# Goal of the exercise
Print each line exactly as it is given.

# Records supplied
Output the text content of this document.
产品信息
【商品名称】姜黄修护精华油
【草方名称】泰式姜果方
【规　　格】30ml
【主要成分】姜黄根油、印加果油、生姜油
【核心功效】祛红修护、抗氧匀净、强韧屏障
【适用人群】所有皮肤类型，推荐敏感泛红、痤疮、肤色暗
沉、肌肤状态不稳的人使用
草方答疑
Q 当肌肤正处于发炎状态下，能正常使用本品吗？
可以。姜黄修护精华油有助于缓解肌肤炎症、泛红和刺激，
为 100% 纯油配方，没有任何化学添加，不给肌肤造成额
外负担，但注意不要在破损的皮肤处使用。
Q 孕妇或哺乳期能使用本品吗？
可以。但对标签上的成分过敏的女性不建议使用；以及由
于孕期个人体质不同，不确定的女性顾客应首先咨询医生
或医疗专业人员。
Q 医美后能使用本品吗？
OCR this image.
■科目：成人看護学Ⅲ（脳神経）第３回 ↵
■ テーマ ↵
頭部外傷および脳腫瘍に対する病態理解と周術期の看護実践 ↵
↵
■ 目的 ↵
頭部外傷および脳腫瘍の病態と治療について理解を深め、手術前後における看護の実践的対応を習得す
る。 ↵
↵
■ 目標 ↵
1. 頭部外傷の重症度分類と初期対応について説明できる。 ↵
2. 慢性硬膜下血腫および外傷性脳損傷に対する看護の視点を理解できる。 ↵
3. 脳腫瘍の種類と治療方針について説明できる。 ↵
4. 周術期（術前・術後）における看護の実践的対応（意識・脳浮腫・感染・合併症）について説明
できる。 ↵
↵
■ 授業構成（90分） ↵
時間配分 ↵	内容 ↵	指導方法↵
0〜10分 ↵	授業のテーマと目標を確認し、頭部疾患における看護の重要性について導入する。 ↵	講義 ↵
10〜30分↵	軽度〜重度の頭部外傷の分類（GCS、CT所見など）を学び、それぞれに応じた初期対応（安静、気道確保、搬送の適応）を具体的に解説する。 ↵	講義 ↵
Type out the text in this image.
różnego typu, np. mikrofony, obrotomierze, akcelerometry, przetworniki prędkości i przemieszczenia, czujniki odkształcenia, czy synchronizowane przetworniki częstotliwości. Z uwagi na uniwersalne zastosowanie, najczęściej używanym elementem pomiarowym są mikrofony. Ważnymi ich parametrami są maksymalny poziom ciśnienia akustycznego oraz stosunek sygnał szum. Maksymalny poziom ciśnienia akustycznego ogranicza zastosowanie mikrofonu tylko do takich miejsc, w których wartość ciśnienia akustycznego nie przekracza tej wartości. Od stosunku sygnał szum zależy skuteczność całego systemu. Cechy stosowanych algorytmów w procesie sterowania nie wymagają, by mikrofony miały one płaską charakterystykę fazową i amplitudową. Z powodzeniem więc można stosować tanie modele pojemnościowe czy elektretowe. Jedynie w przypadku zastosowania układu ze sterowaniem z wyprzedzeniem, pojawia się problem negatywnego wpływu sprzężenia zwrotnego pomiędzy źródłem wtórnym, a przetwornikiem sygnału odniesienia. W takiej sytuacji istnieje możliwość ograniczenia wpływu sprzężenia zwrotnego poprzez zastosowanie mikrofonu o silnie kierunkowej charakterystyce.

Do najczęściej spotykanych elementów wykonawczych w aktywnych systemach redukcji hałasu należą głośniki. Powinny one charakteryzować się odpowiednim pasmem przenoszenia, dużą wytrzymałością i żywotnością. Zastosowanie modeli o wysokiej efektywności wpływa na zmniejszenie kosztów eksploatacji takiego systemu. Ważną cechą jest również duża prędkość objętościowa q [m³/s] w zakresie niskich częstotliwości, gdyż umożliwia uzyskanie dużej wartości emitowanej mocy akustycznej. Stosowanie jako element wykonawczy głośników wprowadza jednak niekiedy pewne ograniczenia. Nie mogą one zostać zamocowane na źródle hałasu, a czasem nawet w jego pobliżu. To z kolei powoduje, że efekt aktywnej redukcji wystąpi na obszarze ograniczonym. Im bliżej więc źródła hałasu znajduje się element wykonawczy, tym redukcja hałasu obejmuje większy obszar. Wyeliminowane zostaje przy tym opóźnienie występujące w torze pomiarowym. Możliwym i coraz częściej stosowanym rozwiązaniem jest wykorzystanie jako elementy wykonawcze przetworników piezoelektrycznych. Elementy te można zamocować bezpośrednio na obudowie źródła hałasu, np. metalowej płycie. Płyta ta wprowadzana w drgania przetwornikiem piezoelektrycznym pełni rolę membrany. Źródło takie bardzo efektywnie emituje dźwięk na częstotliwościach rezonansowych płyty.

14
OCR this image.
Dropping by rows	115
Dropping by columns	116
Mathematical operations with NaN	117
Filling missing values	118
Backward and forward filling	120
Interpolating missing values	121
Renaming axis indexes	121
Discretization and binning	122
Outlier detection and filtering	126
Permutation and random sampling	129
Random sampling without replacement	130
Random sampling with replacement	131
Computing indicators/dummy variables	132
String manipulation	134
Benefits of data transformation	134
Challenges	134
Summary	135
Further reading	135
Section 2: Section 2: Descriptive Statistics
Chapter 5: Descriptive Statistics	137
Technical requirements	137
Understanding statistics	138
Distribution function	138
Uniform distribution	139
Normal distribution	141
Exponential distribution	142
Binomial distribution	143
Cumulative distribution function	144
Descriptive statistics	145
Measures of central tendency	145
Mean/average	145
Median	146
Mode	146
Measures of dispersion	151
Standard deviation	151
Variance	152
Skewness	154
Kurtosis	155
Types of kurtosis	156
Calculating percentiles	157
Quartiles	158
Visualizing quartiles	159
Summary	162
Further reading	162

# Answer
Output the text content of this document.
产品信息
【商品名称】姜黄修护精华油
【草方名称】泰式姜果方
【规　　格】30ml
【主要成分】姜黄根油、印加果油、生姜油
【核心功效】祛红修护、抗氧匀净、强韧屏障
【适用人群】所有皮肤类型，推荐敏感泛红、痤疮、肤色暗
沉、肌肤状态不稳的人使用
草方答疑
Q 当肌肤正处于发炎状态下，能正常使用本品吗？
可以。姜黄修护精华油有助于缓解肌肤炎症、泛红和刺激，
为 100% 纯油配方，没有任何化学添加，不给肌肤造成额
外负担，但注意不要在破损的皮肤处使用。
Q 孕妇或哺乳期能使用本品吗？
可以。但对标签上的成分过敏的女性不建议使用；以及由
于孕期个人体质不同，不确定的女性顾客应首先咨询医生
或医疗专业人员。
Q 医美后能使用本品吗？
OCR this image.
■科目：成人看護学Ⅲ（脳神経）第３回 ↵
■ テーマ ↵
頭部外傷および脳腫瘍に対する病態理解と周術期の看護実践 ↵
↵
■ 目的 ↵
頭部外傷および脳腫瘍の病態と治療について理解を深め、手術前後における看護の実践的対応を習得す
る。 ↵
↵
■ 目標 ↵
1. 頭部外傷の重症度分類と初期対応について説明できる。 ↵
2. 慢性硬膜下血腫および外傷性脳損傷に対する看護の視点を理解できる。 ↵
3. 脳腫瘍の種類と治療方針について説明できる。 ↵
4. 周術期（術前・術後）における看護の実践的対応（意識・脳浮腫・感染・合併症）について説明
できる。 ↵
↵
■ 授業構成（90分） ↵
時間配分 ↵	内容 ↵	指導方法↵
0〜10分 ↵	授業のテーマと目標を確認し、頭部疾患における看護の重要性について導入する。 ↵	講義 ↵
10〜30分↵	軽度〜重度の頭部外傷の分類（GCS、CT所見など）を学び、それぞれに応じた初期対応（安静、気道確保、搬送の適応）を具体的に解説する。 ↵	講義 ↵
Type out the text in this image.
różnego typu, np. mikrofony, obrotomierze, akcelerometry, przetworniki prędkości i przemieszczenia, czujniki odkształcenia, czy synchronizowane przetworniki częstotliwości. Z uwagi na uniwersalne zastosowanie, najczęściej używanym elementem pomiarowym są mikrofony. Ważnymi ich parametrami są maksymalny poziom ciśnienia akustycznego oraz stosunek sygnał szum. Maksymalny poziom ciśnienia akustycznego ogranicza zastosowanie mikrofonu tylko do takich miejsc, w których wartość ciśnienia akustycznego nie przekracza tej wartości. Od stosunku sygnał szum zależy skuteczność całego systemu. Cechy stosowanych algorytmów w procesie sterowania nie wymagają, by mikrofony miały one płaską charakterystykę fazową i amplitudową. Z powodzeniem więc można stosować tanie modele pojemnościowe czy elektretowe. Jedynie w przypadku zastosowania układu ze sterowaniem z wyprzedzeniem, pojawia się problem negatywnego wpływu sprzężenia zwrotnego pomiędzy źródłem wtórnym, a przetwornikiem sygnału odniesienia. W takiej sytuacji istnieje możliwość ograniczenia wpływu sprzężenia zwrotnego poprzez zastosowanie mikrofonu o silnie kierunkowej charakterystyce.

Do najczęściej spotykanych elementów wykonawczych w aktywnych systemach redukcji hałasu należą głośniki. Powinny one charakteryzować się odpowiednim pasmem przenoszenia, dużą wytrzymałością i żywotnością. Zastosowanie modeli o wysokiej efektywności wpływa na zmniejszenie kosztów eksploatacji takiego systemu. Ważną cechą jest również duża prędkość objętościowa q [m³/s] w zakresie niskich częstotliwości, gdyż umożliwia uzyskanie dużej wartości emitowanej mocy akustycznej. Stosowanie jako element wykonawczy głośników wprowadza jednak niekiedy pewne ograniczenia. Nie mogą one zostać zamocowane na źródle hałasu, a czasem nawet w jego pobliżu. To z kolei powoduje, że efekt aktywnej redukcji wystąpi na obszarze ograniczonym. Im bliżej więc źródła hałasu znajduje się element wykonawczy, tym redukcja hałasu obejmuje większy obszar. Wyeliminowane zostaje przy tym opóźnienie występujące w torze pomiarowym. Możliwym i coraz częściej stosowanym rozwiązaniem jest wykorzystanie jako elementy wykonawcze przetworników piezoelektrycznych. Elementy te można zamocować bezpośrednio na obudowie źródła hałasu, np. metalowej płycie. Płyta ta wprowadzana w drgania przetwornikiem piezoelektrycznym pełni rolę membrany. Źródło takie bardzo efektywnie emituje dźwięk na częstotliwościach rezonansowych płyty.

14
OCR this image.
Dropping by rows	115
Dropping by columns	116
Mathematical operations with NaN	117
Filling missing values	118
Backward and forward filling	120
Interpolating missing values	121
Renaming axis indexes	121
Discretization and binning	122
Outlier detection and filtering	126
Permutation and random sampling	129
Random sampling without replacement	130
Random sampling with replacement	131
Computing indicators/dummy variables	132
String manipulation	134
Benefits of data transformation	134
Challenges	134
Summary	135
Further reading	135
Section 2: Section 2: Descriptive Statistics
Chapter 5: Descriptive Statistics	137
Technical requirements	137
Understanding statistics	138
Distribution function	138
Uniform distribution	139
Normal distribution	141
Exponential distribution	142
Binomial distribution	143
Cumulative distribution function	144
Descriptive statistics	145
Measures of central tendency	145
Mean/average	145
Median	146
Mode	146
Measures of dispersion	151
Standard deviation	151
Variance	152
Skewness	154
Kurtosis	155
Types of kurtosis	156
Calculating percentiles	157
Quartiles	158
Visualizing quartiles	159
Summary	162
Further reading	162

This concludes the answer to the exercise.